# PROMPT
Collect each line of the records containing the string "ylabel".

Items from a dataset:
::::

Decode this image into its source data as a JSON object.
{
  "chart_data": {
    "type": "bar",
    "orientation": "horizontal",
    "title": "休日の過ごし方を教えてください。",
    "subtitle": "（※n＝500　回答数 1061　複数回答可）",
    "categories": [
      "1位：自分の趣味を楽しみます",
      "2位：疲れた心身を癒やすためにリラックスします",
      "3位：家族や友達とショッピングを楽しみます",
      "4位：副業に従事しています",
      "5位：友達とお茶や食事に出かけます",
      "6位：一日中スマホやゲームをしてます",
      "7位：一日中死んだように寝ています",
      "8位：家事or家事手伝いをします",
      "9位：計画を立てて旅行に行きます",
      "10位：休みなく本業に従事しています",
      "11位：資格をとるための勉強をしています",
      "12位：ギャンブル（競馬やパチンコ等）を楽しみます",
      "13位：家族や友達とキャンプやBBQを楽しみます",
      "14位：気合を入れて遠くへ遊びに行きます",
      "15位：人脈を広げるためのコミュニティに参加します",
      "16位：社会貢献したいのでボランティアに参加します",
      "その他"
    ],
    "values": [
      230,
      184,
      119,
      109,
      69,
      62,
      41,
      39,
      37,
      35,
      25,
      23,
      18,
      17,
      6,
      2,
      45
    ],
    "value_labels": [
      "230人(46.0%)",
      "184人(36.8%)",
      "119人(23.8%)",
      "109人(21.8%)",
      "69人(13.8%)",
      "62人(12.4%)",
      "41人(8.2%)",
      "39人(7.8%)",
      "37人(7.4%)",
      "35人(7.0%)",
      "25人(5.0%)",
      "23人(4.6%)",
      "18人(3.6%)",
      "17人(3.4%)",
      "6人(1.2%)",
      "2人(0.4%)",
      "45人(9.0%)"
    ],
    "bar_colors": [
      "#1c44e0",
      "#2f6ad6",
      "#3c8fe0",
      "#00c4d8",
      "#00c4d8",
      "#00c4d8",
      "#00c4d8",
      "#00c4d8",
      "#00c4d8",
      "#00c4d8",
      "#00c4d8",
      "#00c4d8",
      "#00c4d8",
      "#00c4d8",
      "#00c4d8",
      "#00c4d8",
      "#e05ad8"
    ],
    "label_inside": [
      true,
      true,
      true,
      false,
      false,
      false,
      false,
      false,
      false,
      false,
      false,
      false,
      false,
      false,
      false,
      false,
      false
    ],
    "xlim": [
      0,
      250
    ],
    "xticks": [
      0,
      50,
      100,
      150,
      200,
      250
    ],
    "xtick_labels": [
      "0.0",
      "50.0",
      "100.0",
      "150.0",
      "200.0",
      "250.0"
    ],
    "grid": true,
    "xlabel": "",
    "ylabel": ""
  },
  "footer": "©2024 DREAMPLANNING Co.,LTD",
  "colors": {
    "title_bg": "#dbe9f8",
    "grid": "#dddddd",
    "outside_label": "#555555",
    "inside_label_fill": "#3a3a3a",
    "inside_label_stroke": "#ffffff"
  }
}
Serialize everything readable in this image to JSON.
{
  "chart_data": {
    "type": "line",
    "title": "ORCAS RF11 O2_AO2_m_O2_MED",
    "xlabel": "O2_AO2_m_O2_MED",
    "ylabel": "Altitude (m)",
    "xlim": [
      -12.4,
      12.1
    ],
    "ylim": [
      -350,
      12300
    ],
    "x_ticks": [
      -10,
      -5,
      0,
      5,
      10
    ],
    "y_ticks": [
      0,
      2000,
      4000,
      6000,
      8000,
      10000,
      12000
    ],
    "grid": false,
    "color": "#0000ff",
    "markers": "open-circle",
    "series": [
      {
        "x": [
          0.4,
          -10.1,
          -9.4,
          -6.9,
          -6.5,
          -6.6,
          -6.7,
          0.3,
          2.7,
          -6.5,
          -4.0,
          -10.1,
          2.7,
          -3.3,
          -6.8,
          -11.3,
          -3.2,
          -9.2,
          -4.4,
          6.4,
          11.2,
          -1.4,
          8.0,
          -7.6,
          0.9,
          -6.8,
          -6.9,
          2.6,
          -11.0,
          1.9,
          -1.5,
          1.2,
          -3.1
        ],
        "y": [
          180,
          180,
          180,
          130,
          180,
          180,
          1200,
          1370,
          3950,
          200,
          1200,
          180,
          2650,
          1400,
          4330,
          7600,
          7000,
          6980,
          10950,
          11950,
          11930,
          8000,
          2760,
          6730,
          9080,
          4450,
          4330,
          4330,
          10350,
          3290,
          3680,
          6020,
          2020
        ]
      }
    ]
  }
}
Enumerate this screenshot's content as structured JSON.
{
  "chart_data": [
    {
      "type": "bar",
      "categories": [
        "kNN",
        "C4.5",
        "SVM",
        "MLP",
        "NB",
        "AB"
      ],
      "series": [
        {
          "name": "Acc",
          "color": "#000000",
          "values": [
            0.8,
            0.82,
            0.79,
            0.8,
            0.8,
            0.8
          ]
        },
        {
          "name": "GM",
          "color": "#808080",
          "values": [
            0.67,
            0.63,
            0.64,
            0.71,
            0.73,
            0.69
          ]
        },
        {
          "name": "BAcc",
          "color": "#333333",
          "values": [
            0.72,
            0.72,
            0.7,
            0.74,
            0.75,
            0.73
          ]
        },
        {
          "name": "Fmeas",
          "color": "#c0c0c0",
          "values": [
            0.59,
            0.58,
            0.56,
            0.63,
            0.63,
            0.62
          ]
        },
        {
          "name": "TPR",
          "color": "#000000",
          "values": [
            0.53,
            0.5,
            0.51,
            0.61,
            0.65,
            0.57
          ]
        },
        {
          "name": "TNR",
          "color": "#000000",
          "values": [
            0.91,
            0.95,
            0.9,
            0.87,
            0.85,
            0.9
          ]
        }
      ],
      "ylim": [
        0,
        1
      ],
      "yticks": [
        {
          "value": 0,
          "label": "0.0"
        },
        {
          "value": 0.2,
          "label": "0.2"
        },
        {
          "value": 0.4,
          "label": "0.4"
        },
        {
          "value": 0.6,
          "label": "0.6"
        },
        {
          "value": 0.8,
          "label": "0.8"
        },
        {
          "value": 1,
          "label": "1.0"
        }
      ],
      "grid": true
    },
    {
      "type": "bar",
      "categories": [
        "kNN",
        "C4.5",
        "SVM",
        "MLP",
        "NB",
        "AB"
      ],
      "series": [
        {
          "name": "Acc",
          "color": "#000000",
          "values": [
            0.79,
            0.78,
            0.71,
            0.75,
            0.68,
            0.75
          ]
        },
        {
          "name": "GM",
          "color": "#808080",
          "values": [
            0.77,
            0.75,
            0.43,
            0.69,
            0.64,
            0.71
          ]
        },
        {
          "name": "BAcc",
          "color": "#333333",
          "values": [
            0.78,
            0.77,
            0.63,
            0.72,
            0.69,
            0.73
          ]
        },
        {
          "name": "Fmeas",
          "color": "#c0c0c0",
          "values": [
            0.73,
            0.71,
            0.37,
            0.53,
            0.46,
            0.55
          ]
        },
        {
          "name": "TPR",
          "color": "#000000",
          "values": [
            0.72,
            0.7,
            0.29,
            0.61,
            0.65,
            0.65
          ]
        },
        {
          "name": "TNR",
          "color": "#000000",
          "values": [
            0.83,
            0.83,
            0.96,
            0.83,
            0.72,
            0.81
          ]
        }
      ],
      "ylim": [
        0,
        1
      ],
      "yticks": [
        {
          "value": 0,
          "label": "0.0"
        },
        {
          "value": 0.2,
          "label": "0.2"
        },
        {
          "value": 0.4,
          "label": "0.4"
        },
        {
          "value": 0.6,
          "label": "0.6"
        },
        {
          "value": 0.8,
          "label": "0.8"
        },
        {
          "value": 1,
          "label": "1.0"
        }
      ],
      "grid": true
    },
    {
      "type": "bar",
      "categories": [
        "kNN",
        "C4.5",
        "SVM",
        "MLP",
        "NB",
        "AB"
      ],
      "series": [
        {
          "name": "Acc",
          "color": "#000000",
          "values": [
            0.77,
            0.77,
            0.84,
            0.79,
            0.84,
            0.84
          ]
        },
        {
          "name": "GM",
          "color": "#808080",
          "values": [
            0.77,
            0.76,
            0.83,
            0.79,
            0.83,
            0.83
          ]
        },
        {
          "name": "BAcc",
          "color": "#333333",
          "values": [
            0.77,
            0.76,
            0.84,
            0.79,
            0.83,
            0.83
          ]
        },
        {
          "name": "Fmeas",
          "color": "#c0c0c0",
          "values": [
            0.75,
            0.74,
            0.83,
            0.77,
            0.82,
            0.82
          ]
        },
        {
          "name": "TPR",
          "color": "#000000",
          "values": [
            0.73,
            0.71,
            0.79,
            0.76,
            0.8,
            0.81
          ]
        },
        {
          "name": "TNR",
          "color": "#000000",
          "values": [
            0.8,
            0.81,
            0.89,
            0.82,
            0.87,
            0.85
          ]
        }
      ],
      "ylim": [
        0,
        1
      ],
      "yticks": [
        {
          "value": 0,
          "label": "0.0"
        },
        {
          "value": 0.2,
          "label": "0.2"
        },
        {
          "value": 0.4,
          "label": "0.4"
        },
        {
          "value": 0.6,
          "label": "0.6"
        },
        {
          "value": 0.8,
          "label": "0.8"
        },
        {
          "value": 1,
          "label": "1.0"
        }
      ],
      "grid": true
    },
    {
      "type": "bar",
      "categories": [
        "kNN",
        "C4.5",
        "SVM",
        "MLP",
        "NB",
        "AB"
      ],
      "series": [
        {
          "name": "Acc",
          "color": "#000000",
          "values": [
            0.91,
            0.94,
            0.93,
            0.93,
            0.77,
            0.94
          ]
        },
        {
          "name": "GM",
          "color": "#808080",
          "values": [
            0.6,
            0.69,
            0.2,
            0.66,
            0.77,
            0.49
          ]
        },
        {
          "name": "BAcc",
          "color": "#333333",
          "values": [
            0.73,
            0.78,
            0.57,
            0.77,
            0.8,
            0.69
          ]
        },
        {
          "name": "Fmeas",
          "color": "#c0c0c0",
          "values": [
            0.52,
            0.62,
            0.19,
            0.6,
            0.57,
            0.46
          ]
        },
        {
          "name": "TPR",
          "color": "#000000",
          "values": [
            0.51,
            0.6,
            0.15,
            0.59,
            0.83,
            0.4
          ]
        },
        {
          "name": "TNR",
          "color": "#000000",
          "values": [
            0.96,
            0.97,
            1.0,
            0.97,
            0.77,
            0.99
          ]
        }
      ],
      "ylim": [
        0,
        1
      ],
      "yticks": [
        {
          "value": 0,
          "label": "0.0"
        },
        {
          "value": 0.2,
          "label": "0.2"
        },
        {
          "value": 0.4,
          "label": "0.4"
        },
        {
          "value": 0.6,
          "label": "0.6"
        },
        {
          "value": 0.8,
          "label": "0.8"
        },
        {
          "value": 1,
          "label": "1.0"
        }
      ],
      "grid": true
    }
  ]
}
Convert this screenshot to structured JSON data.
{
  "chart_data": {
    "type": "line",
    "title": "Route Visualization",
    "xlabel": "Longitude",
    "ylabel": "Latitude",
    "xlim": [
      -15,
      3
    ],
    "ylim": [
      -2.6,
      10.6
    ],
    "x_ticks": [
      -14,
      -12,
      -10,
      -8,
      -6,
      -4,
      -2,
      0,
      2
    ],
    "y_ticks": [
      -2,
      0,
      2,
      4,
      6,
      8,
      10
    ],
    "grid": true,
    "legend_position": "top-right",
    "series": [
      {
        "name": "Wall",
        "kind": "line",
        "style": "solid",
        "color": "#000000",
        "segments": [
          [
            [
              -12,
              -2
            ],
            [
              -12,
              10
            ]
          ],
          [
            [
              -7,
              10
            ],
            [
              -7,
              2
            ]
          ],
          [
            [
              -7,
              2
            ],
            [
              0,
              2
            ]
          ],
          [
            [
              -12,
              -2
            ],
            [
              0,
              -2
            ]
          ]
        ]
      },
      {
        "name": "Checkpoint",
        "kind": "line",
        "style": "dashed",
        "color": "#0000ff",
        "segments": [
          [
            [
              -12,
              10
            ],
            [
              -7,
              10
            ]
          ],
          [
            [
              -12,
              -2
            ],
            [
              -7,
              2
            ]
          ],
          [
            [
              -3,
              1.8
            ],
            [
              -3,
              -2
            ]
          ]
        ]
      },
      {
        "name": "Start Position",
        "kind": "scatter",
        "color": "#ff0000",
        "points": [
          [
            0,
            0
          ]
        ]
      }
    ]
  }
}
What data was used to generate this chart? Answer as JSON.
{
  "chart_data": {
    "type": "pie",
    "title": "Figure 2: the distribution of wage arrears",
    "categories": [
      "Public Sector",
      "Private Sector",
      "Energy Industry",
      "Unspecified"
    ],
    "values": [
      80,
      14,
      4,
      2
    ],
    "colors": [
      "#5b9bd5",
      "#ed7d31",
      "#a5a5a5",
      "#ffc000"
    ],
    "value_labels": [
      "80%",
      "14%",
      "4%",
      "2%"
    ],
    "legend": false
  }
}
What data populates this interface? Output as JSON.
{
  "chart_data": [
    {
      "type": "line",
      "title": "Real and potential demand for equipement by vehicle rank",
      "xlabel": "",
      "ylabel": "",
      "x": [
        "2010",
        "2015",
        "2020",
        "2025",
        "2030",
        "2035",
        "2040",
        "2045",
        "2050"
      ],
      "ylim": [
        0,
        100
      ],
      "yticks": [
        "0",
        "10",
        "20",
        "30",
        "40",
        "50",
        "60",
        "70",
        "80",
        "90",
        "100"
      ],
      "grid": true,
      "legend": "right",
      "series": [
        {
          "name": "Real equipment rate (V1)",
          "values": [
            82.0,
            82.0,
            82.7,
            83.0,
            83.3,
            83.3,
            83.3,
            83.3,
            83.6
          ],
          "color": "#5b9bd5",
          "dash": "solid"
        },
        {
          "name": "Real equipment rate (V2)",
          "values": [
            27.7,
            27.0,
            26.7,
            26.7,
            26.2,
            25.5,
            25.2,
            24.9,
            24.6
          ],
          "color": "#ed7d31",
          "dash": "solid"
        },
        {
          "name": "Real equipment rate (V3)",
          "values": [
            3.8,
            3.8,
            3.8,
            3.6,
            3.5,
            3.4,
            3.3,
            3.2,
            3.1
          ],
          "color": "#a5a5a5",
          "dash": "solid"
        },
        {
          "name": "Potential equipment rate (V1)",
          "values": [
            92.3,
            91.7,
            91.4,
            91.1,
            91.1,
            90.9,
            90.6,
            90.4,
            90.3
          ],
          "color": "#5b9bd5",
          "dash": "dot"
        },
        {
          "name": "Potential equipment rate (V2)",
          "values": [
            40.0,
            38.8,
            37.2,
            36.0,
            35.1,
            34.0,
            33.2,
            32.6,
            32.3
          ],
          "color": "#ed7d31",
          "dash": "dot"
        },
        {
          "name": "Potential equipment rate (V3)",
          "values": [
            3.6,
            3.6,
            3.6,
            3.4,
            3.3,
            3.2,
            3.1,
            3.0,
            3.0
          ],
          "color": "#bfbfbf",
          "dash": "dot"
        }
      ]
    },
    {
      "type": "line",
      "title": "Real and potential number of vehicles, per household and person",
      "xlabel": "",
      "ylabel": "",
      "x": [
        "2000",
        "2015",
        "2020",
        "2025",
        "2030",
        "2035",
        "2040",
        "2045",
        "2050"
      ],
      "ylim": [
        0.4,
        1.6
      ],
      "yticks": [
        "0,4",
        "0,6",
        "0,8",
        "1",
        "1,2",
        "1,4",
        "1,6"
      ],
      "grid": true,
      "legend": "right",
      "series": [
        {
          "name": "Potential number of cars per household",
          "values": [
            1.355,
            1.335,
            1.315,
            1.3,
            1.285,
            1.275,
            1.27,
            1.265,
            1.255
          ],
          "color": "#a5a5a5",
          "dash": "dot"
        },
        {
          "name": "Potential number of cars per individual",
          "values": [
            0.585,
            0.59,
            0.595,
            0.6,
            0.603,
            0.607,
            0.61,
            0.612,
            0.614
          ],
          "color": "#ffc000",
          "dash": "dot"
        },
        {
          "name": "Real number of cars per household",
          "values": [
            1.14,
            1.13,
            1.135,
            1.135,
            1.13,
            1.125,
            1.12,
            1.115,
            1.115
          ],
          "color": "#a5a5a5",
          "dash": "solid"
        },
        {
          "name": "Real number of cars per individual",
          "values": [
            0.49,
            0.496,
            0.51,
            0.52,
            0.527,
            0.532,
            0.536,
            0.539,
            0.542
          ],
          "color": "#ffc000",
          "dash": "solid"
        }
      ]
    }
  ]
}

::::

# ANSWER FOR THE TASK
    "ylabel": ""
    "ylabel": "Altitude (m)",
    "ylabel": "Latitude",
      "ylabel": "",
      "ylabel": "",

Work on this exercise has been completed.